■ Task to complete:
In the text on the origins of Halloween below, what name is given to the English practice of children going about their neighborhood to receive money and food?

■ Source document:

Today, Halloween is a holiday full of different festivities and traditions. Children trick-or-treating with homemade costumes and plastic pumpkin buckets, mountains of candy overflowing from store shelves, scary movies and haunted houses. However, the spooky holiday’s origins are much different from how it is perceived today.

According to History.com, Halloween originated nearly 2,000 years ago as the Celtic festival of Samhain. The festival honored the dead and celebrated the ending of summer, the coming winter and the final harvest. The Celts believed that on Oct. 31, spirits of the deceased could return to Earth. They set bonfires and made sacrifices of animals and crops, which they believed would protect them in the colder months.

The tradition soon mingled with Roman practices after the Celts were conquered by the Roman empire around 42 b.c. Later, The Roman Catholic church established All Souls Day to honor the dead in 1,000 a.d. The festival was celebrated in a similar fashion as Samhain, and the night before the festivities would come to be known as All Hallows Eve, a phrase which is derived from the Middle English word Alholowmesse, which translates to All Saints Day.

In England, during All Souls Day festivities, the day directly following All Saints Day, on which members of several Christian denominations visit graves and honor the dead, families would give soul cakes to the poor in return for prayers for deceased relatives. The Church encouraged the activities, and children would go about their neighborhood to receive money and food; this was called going a-souling.

Beginning in sixteenth-century Ireland, children would go about their town dressed up in costumes, carrying lanterns of turnip and performing a trick in exchange for a treat. According to History.com, these traditions likely combined with one another in America because of immigration and formed the trick or treat we know today.

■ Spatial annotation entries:
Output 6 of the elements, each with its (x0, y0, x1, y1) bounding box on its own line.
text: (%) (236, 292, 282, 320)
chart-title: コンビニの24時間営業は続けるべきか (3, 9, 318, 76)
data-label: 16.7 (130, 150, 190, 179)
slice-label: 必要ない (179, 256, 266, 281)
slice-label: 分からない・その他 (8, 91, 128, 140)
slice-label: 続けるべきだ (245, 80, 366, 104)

■ Written solution:
Going a-souling.